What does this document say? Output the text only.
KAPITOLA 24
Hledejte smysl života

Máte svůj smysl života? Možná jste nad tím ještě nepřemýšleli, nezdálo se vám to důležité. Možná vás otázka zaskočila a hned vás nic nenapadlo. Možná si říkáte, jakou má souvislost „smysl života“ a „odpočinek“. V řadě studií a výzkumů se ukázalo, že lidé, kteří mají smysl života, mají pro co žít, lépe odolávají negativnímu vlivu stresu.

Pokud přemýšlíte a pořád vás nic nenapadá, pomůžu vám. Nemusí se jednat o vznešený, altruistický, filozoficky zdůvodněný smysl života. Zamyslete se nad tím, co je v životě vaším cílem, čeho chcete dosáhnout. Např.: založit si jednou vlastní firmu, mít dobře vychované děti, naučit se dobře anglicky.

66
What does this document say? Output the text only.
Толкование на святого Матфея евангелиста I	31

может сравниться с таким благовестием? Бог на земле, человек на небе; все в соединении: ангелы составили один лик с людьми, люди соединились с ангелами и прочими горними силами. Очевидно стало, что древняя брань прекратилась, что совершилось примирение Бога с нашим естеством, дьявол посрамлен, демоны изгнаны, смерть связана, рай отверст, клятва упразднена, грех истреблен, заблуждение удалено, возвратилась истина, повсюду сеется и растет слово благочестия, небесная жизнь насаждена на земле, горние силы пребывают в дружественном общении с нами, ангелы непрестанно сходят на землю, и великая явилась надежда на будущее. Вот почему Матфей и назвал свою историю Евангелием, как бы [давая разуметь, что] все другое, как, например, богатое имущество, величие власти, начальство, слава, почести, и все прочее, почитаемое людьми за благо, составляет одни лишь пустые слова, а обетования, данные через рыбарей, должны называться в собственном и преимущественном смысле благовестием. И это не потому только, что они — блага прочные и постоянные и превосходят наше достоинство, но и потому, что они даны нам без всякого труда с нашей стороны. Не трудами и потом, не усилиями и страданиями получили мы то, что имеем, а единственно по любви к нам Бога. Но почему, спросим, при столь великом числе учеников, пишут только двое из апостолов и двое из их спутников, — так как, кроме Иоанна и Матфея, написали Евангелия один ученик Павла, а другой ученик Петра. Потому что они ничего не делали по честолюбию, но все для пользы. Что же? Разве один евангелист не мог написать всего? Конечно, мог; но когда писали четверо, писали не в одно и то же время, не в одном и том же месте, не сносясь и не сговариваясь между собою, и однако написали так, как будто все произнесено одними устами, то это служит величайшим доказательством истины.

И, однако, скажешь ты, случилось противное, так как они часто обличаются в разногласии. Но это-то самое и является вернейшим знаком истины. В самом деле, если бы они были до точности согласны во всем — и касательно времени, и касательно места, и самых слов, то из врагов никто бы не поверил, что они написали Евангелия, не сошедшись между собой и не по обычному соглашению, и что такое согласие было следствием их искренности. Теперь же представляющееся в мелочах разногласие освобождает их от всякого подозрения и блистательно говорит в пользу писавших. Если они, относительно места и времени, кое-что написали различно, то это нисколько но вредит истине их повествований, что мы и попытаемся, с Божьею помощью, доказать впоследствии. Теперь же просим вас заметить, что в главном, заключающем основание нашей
============================================================
BRIEF
The entries above must be returned in full, exactly as shown.

OUTPUT FOR THIS EXERCISE
What does this document say? Output the text only.
KAPITOLA 24
Hledejte smysl života

Máte svůj smysl života? Možná jste nad tím ještě nepřemýšleli, nezdálo se vám to důležité. Možná vás otázka zaskočila a hned vás nic nenapadlo. Možná si říkáte, jakou má souvislost „smysl života“ a „odpočinek“. V řadě studií a výzkumů se ukázalo, že lidé, kteří mají smysl života, mají pro co žít, lépe odolávají negativnímu vlivu stresu.

Pokud přemýšlíte a pořád vás nic nenapadá, pomůžu vám. Nemusí se jednat o vznešený, altruistický, filozoficky zdůvodněný smysl života. Zamyslete se nad tím, co je v životě vaším cílem, čeho chcete dosáhnout. Např.: založit si jednou vlastní firmu, mít dobře vychované děti, naučit se dobře anglicky.

66
What does this document say? Output the text only.
Толкование на святого Матфея евангелиста I	31

может сравниться с таким благовестием? Бог на земле, человек на небе; все в соединении: ангелы составили один лик с людьми, люди соединились с ангелами и прочими горними силами. Очевидно стало, что древняя брань прекратилась, что совершилось примирение Бога с нашим естеством, дьявол посрамлен, демоны изгнаны, смерть связана, рай отверст, клятва упразднена, грех истреблен, заблуждение удалено, возвратилась истина, повсюду сеется и растет слово благочестия, небесная жизнь насаждена на земле, горние силы пребывают в дружественном общении с нами, ангелы непрестанно сходят на землю, и великая явилась надежда на будущее. Вот почему Матфей и назвал свою историю Евангелием, как бы [давая разуметь, что] все другое, как, например, богатое имущество, величие власти, начальство, слава, почести, и все прочее, почитаемое людьми за благо, составляет одни лишь пустые слова, а обетования, данные через рыбарей, должны называться в собственном и преимущественном смысле благовестием. И это не потому только, что они — блага прочные и постоянные и превосходят наше достоинство, но и потому, что они даны нам без всякого труда с нашей стороны. Не трудами и потом, не усилиями и страданиями получили мы то, что имеем, а единственно по любви к нам Бога. Но почему, спросим, при столь великом числе учеников, пишут только двое из апостолов и двое из их спутников, — так как, кроме Иоанна и Матфея, написали Евангелия один ученик Павла, а другой ученик Петра. Потому что они ничего не делали по честолюбию, но все для пользы. Что же? Разве один евангелист не мог написать всего? Конечно, мог; но когда писали четверо, писали не в одно и то же время, не в одном и том же месте, не сносясь и не сговариваясь между собою, и однако написали так, как будто все произнесено одними устами, то это служит величайшим доказательством истины.

И, однако, скажешь ты, случилось противное, так как они часто обличаются в разногласии. Но это-то самое и является вернейшим знаком истины. В самом деле, если бы они были до точности согласны во всем — и касательно времени, и касательно места, и самых слов, то из врагов никто бы не поверил, что они написали Евангелия, не сошедшись между собой и не по обычному соглашению, и что такое согласие было следствием их искренности. Теперь же представляющееся в мелочах разногласие освобождает их от всякого подозрения и блистательно говорит в пользу писавших. Если они, относительно места и времени, кое-что написали различно, то это нисколько но вредит истине их повествований, что мы и попытаемся, с Божьею помощью, доказать впоследствии. Теперь же просим вас заметить, что в главном, заключающем основание нашей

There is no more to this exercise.